**DATASET ENTRIES**
>> Begin

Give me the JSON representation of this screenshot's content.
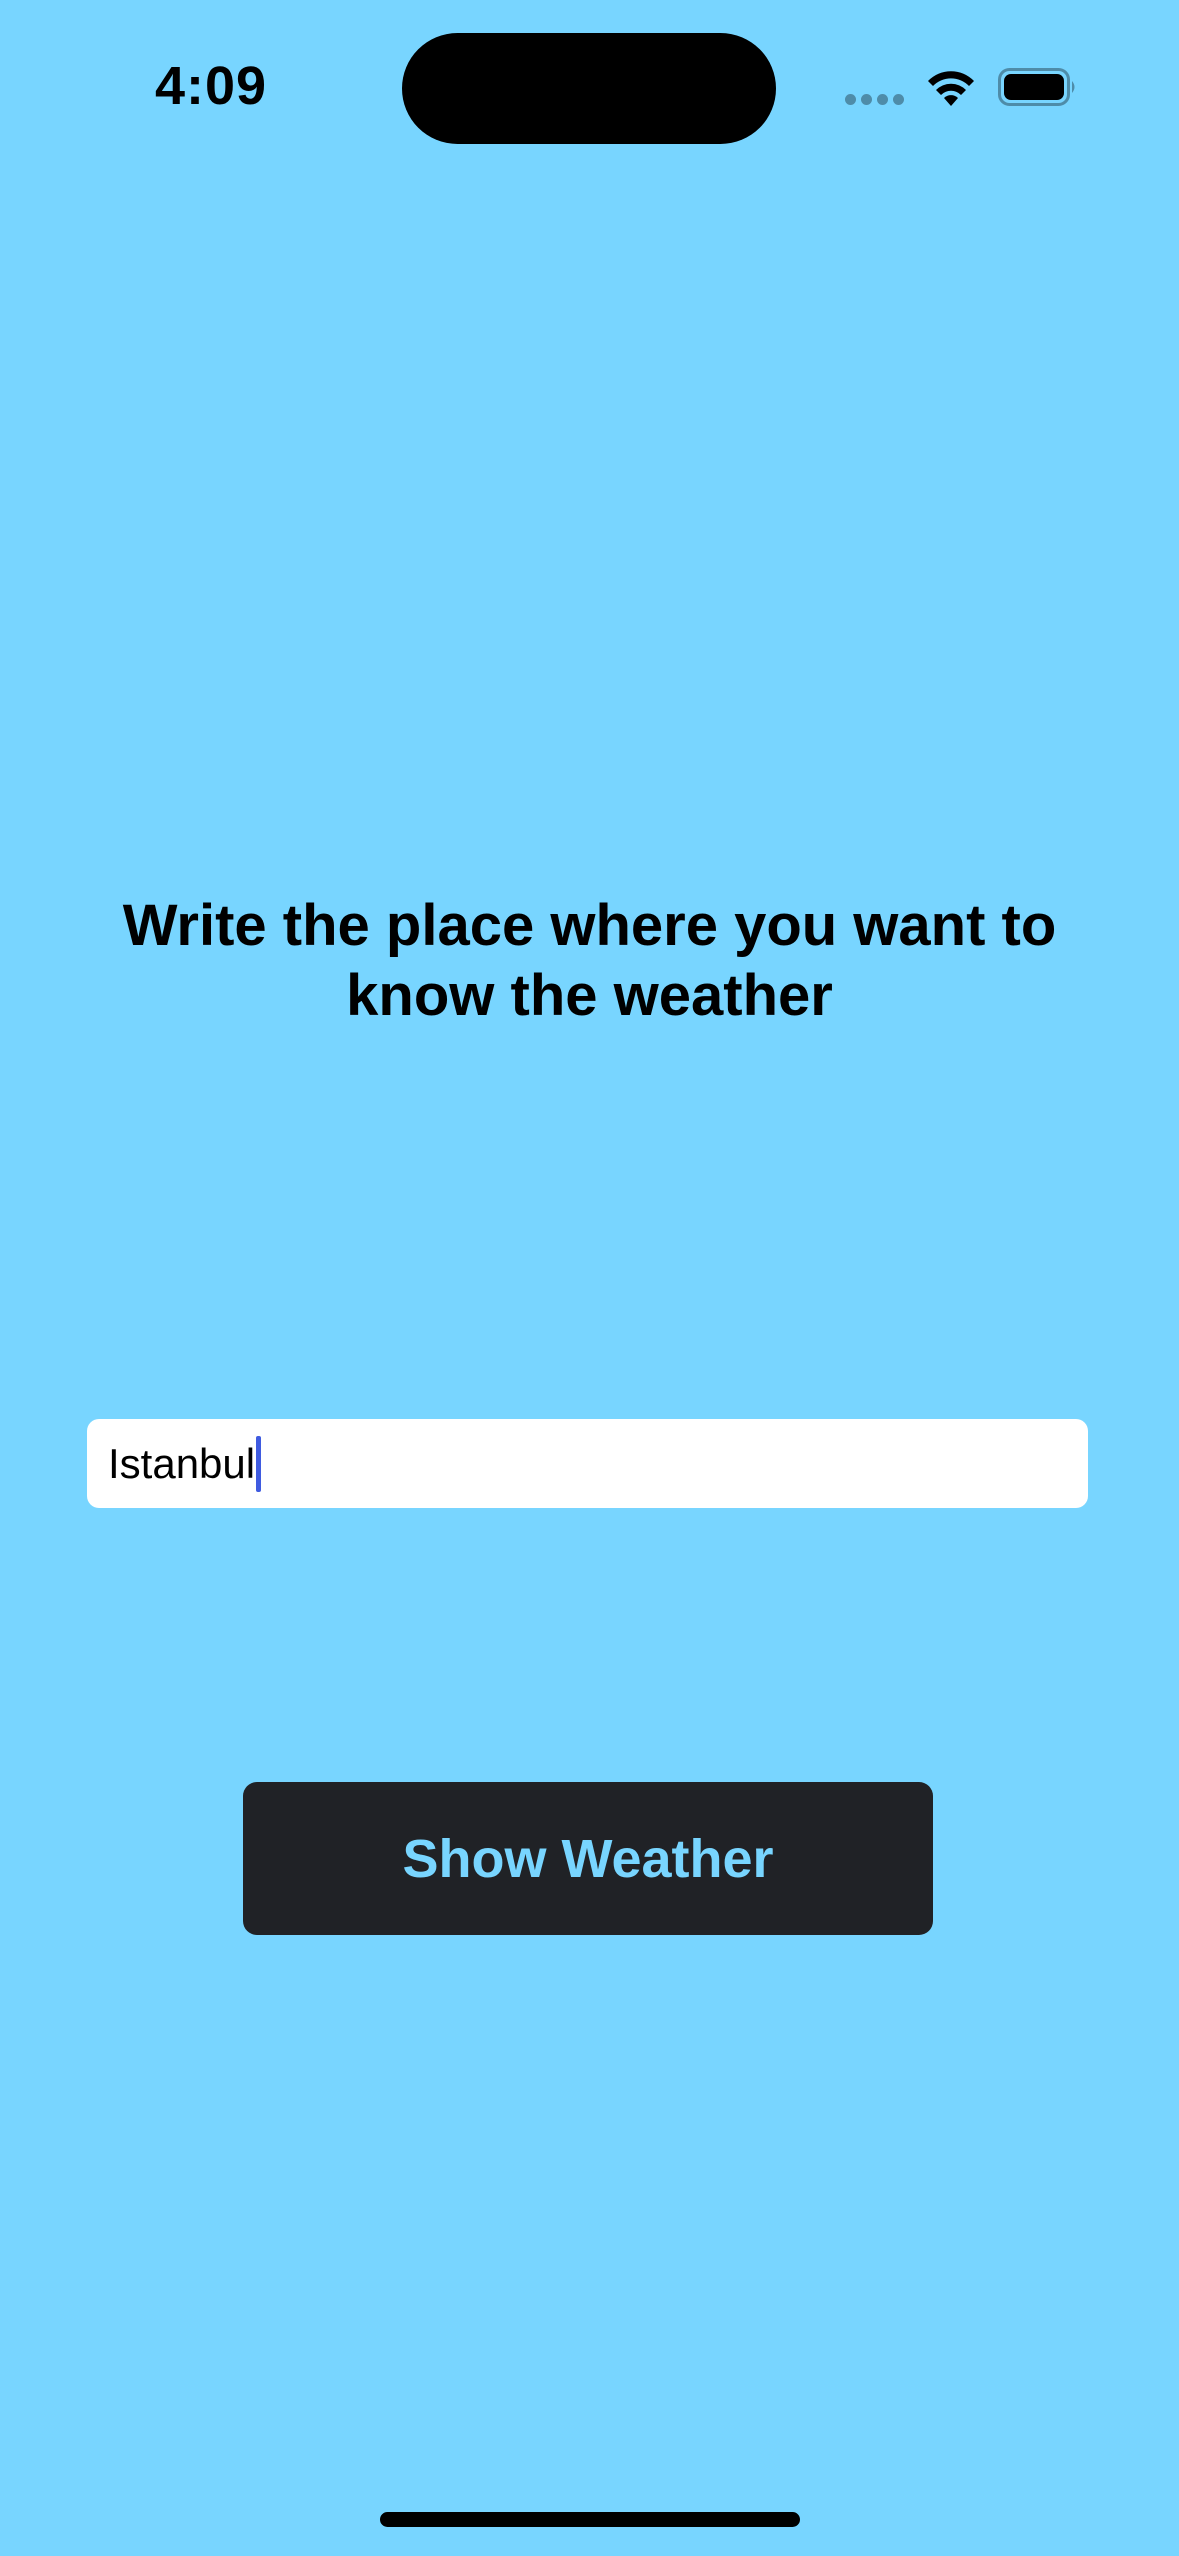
{
  "status_bar": {
    "time": "4:09",
    "signal_icon": "cellular-signal-icon",
    "wifi_icon": "wifi-icon",
    "battery_icon": "battery-icon",
    "battery_level": 1.0
  },
  "main": {
    "headline": "Write the place where you want to know the weather",
    "location_input": {
      "value": "Istanbul",
      "placeholder": ""
    },
    "show_button_label": "Show Weather"
  },
  "colors": {
    "background": "#78D5FF",
    "button_background": "#202226",
    "button_text": "#78D5FF",
    "caret": "#3F5BE0"
  }
}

>> End

Exactly as written, return every line of the listing, but not the pictures.

Give me the JSON representation of this screenshot's content.
{
  "status_bar": {
    "time": "4:09",
    "signal_icon": "cellular-signal-icon",
    "wifi_icon": "wifi-icon",
    "battery_icon": "battery-icon",
    "battery_level": 1.0
  },
  "main": {
    "headline": "Write the place where you want to know the weather",
    "location_input": {
      "value": "Istanbul",
      "placeholder": ""
    },
    "show_button_label": "Show Weather"
  },
  "colors": {
    "background": "#78D5FF",
    "button_background": "#202226",
    "button_text": "#78D5FF",
    "caret": "#3F5BE0"
  }
}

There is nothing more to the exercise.